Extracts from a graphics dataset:

-- start --

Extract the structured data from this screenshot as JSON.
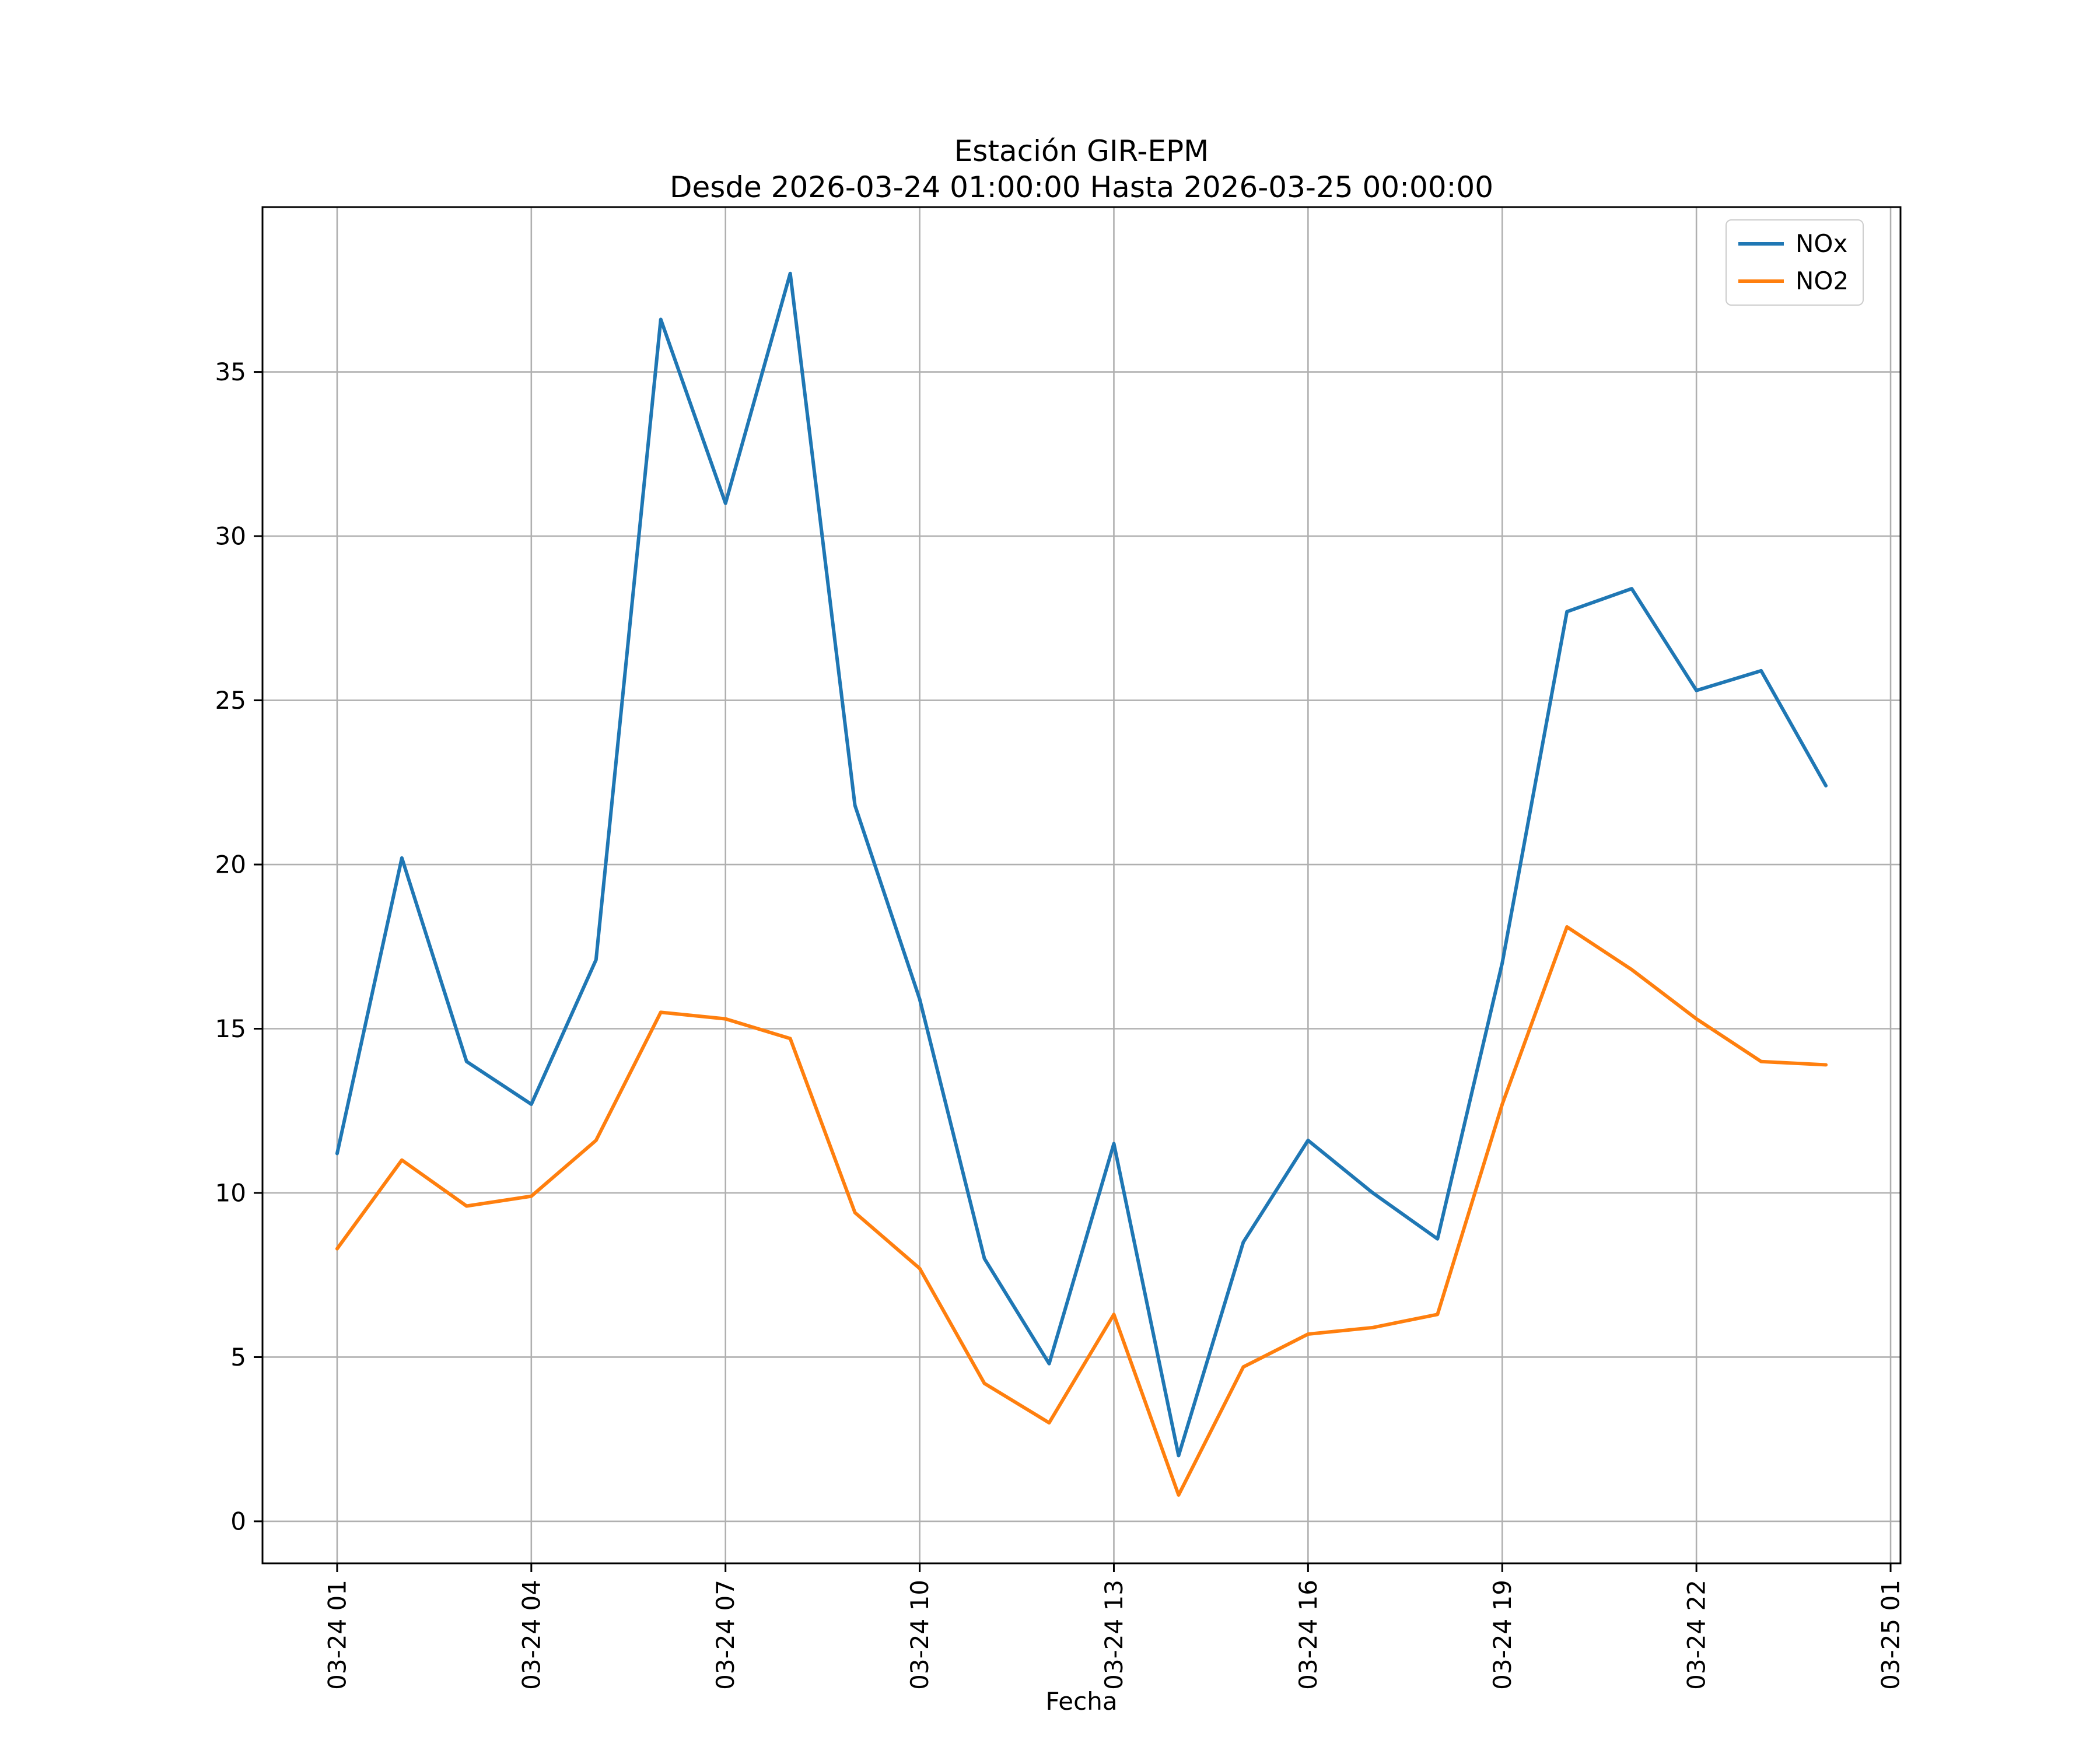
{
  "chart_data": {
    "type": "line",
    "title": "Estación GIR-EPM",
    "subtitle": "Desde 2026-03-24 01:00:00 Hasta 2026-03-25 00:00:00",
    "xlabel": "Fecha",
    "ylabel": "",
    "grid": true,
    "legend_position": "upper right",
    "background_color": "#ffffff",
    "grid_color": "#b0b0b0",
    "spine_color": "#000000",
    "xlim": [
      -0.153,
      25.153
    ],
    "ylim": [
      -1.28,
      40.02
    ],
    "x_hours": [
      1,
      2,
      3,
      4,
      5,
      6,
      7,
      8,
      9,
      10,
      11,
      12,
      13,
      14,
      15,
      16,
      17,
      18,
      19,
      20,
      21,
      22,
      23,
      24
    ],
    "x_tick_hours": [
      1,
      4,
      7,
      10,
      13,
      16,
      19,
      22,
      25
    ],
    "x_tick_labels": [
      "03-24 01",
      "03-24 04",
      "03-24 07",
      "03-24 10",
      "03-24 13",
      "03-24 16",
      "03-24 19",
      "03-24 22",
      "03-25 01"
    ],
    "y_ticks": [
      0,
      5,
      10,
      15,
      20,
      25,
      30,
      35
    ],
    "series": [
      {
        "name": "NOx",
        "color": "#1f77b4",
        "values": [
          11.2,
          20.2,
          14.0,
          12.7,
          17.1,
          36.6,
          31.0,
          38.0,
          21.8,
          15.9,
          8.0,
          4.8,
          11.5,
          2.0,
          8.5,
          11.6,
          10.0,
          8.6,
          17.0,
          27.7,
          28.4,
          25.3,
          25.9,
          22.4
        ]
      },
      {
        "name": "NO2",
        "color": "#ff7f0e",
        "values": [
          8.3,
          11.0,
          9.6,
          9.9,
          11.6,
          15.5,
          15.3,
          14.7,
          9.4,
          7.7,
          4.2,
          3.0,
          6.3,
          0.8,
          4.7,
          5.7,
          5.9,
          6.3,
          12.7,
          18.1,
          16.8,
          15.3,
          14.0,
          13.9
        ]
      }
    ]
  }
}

-- end --
-- start --

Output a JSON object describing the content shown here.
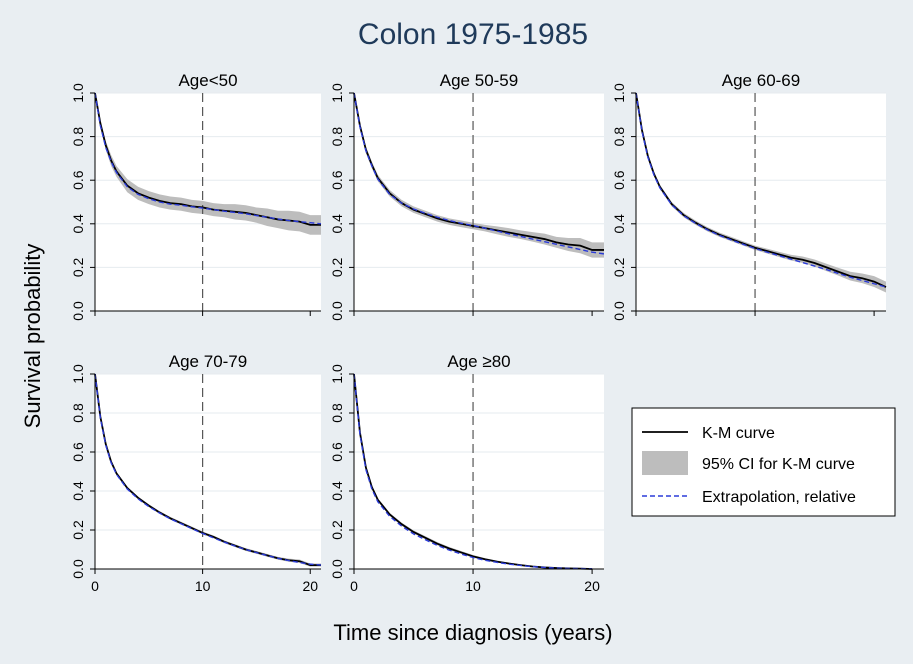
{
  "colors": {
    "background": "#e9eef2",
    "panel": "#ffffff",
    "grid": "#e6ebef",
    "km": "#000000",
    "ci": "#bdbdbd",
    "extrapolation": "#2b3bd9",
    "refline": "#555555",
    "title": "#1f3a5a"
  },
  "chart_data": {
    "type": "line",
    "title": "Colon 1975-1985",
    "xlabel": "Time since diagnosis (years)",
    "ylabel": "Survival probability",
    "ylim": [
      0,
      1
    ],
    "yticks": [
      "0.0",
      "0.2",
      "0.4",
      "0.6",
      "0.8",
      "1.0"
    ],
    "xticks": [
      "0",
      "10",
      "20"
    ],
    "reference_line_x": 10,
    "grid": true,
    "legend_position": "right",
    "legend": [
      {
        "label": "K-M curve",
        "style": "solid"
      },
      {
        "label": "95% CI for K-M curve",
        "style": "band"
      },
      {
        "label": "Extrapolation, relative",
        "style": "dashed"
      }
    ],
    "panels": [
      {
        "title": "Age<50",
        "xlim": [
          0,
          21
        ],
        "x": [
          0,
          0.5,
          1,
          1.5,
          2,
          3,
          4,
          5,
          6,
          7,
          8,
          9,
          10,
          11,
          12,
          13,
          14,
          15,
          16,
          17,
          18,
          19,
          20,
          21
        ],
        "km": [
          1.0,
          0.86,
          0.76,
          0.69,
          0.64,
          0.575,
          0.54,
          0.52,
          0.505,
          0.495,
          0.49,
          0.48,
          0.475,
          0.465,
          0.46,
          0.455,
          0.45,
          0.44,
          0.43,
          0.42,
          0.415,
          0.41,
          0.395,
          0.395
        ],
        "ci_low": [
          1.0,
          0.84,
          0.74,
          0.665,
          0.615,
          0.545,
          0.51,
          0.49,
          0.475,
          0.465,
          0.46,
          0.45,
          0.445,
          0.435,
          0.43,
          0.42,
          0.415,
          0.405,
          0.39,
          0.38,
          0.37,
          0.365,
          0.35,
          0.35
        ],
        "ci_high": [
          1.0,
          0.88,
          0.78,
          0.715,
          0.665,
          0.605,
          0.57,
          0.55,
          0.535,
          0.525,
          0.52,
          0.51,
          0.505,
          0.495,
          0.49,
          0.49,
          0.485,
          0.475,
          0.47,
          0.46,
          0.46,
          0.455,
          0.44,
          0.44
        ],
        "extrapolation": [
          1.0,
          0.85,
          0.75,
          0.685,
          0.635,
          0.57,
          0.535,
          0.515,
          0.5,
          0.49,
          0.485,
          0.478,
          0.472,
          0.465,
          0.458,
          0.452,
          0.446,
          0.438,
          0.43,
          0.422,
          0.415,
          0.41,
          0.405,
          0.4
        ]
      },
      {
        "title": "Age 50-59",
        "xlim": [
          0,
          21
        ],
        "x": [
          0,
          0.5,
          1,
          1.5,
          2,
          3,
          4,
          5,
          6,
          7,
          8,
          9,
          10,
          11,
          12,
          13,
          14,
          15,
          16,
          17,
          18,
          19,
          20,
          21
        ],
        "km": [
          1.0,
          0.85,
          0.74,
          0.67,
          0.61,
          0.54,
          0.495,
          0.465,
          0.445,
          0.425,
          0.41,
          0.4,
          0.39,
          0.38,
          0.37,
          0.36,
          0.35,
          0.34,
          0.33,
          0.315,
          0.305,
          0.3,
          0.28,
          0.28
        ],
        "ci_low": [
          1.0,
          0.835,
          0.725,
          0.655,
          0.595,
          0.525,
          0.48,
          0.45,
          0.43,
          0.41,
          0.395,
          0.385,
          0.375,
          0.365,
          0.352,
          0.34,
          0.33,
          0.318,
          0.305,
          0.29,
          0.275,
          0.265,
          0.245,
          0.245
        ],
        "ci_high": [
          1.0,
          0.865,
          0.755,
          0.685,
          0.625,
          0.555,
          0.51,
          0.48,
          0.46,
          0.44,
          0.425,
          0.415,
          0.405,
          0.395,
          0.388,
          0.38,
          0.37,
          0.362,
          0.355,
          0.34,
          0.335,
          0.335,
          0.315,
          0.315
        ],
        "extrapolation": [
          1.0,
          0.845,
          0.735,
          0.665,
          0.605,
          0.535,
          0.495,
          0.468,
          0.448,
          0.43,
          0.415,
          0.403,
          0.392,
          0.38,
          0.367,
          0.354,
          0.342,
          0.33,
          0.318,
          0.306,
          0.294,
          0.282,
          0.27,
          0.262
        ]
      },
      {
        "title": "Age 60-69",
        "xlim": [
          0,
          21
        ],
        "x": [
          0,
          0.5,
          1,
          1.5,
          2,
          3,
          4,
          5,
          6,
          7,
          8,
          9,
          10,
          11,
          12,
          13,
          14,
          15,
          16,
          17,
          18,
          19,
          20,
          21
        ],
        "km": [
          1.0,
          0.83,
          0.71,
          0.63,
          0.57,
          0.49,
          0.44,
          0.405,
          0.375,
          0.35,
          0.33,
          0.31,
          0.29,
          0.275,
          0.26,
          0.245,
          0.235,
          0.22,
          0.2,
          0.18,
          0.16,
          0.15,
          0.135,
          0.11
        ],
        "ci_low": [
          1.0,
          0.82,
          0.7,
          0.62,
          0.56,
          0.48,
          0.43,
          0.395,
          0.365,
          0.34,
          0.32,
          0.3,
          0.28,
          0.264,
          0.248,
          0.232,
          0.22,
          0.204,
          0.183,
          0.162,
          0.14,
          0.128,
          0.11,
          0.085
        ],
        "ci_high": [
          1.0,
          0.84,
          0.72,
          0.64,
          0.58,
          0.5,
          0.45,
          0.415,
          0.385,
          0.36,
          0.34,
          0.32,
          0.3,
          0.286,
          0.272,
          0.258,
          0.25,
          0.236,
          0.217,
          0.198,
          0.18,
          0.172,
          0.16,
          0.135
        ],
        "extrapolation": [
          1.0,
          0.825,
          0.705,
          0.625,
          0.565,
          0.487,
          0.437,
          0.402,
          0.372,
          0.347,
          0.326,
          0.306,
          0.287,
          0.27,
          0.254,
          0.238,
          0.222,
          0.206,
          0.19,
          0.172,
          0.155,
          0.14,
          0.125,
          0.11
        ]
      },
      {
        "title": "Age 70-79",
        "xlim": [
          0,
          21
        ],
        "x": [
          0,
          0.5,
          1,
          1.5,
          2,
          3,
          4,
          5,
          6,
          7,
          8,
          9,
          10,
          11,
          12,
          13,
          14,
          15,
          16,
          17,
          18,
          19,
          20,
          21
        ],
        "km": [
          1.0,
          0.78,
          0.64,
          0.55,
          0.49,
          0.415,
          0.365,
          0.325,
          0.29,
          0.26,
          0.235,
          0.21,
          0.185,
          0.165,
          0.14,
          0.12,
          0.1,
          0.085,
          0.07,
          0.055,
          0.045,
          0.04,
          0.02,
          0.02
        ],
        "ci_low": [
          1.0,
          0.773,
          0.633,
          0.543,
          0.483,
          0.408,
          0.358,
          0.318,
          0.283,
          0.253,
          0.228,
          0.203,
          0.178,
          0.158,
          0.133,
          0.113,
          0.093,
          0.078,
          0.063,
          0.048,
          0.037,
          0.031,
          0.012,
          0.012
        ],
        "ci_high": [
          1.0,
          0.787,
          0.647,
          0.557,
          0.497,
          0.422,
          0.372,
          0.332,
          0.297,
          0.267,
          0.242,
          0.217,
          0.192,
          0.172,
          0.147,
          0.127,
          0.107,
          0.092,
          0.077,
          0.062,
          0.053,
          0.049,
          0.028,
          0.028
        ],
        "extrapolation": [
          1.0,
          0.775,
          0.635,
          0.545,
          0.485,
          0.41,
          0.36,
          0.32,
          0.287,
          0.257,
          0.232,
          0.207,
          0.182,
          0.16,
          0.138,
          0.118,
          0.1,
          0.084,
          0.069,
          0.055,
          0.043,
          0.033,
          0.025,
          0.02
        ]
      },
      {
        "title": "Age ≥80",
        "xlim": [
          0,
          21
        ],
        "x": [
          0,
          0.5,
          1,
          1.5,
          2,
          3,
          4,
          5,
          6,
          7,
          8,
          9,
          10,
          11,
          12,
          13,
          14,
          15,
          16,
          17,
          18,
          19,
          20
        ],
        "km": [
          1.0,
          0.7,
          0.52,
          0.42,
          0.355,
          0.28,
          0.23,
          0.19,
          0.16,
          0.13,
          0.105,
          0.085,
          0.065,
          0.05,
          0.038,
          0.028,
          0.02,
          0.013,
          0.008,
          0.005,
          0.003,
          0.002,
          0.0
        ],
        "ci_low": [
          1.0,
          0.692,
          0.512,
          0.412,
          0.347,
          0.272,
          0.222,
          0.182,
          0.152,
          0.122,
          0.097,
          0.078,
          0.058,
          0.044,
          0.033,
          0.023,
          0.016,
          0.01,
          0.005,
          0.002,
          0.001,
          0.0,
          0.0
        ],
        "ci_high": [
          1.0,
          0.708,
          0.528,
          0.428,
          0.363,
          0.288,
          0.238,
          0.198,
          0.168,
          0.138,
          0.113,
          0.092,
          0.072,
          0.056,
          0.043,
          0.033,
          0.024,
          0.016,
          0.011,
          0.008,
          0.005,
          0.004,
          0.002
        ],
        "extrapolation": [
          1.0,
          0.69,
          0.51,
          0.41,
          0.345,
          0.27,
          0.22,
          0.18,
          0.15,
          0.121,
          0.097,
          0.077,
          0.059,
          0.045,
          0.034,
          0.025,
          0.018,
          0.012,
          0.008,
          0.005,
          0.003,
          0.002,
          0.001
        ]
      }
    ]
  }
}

-- end --
-- start --

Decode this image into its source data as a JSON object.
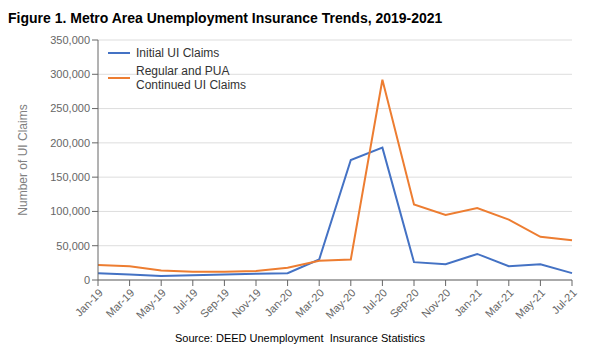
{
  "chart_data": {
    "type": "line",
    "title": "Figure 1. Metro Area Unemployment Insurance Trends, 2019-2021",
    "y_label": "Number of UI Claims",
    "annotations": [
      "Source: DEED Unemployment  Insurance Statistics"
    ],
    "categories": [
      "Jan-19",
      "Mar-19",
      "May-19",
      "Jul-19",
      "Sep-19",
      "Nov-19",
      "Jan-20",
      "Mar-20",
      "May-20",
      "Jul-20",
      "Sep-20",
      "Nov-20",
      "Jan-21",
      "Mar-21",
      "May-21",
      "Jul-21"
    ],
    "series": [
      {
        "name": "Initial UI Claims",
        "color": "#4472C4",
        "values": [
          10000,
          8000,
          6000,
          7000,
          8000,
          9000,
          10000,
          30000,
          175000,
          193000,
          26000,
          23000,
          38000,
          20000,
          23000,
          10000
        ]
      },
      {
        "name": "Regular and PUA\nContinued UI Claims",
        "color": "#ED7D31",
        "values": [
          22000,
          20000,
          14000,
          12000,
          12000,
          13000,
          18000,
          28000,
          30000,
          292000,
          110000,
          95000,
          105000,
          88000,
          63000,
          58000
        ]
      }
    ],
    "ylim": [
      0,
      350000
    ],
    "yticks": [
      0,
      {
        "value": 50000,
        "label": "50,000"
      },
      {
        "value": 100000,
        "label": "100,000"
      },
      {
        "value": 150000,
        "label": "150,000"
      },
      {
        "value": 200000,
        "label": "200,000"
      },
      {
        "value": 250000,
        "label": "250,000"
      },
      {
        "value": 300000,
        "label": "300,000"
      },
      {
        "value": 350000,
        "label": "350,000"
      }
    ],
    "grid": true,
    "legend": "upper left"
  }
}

-- end --

● **EXERCISE OBJECTIVE**
Which lines include the word "Claims"? Copy every one of them.

● **EXERCISE OUTPUT**
    "y_label": "Number of UI Claims",
        "name": "Initial UI Claims",
        "name": "Regular and PUA\nContinued UI Claims",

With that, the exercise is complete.